- Written exercise -
Reproduce, word for word, the portion of the passage on Vernadsky's noösphere between "In this time" and "than further apart.", inclusive.

- Page text -
In this time of great political tumult, of controversy concerning the positive role of human technological progress, and of the growing danger, whether through design or miscalculation, of military conflict between thermonuclear powers, the revolutionary ideas of the great Soviet, Russian–Ukrainian scientist Vladimir Vernadsky (1863–1945) demand to be examined and studied. This is particularly true of Vernadsky’s concept of the noösphere, the physical-economic sphere by means of which human scientific thought becomes the predominant force in our universe.

Amid calls to divide the world into ideological camps, the concept of the noösphere demands a new paradigm, one that brings humanity closer together rather than further apart.

Central to the noösphere is maintaining a fundamental commitment to the advancement of science, that is, to realizing those fundamental breakthroughs in scientific thought, which, when implemented in the productive process, enhance the power of man in the biosphere. While Vernadsky’s primary scientific contribution was his discovery of the powerful function of “living matter” in transforming and enhancing the very nature of the underlying inert universe through the “migration of atoms,” so too he saw that man, through the development of his scientific thought, was having a similar effect on transforming and enhancing the work of the biosphere.

- Information shown -
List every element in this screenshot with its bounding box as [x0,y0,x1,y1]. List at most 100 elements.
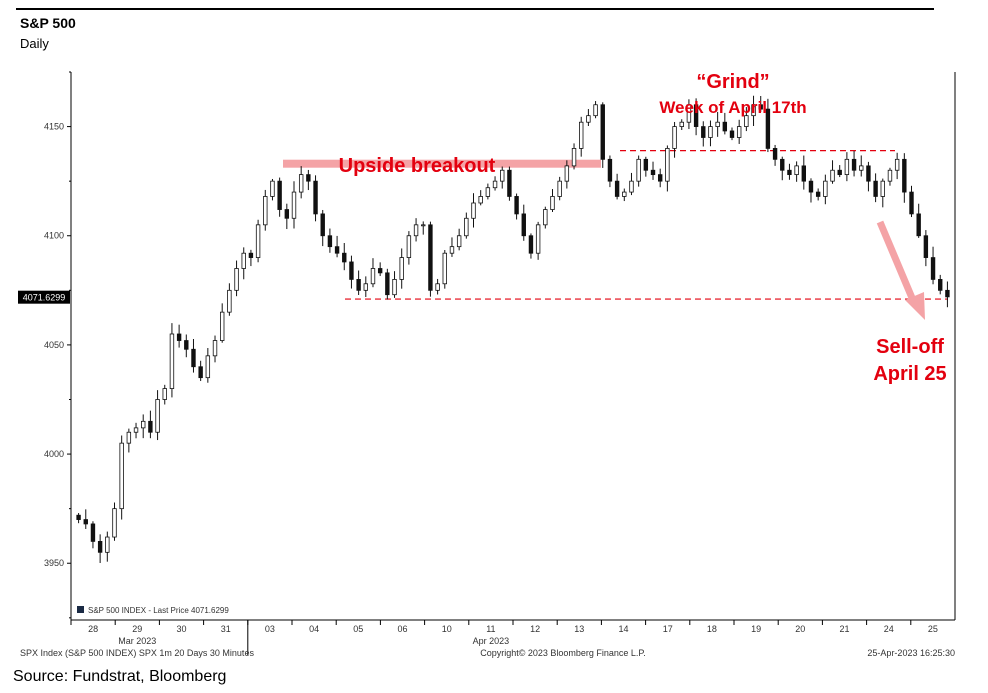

- Reply to the task -
In this time of great political tumult, of controversy concerning the positive role of human technological progress, and of the growing danger, whether through design or miscalculation, of military conflict between thermonuclear powers, the revolutionary ideas of the great Soviet, Russian–Ukrainian scientist Vladimir Vernadsky (1863–1945) demand to be examined and studied. This is particularly true of Vernadsky’s concept of the noösphere, the physical-economic sphere by means of which human scientific thought becomes the predominant force in our universe.

Amid calls to divide the world into ideological camps, the concept of the noösphere demands a new paradigm, one that brings humanity closer together rather than further apart.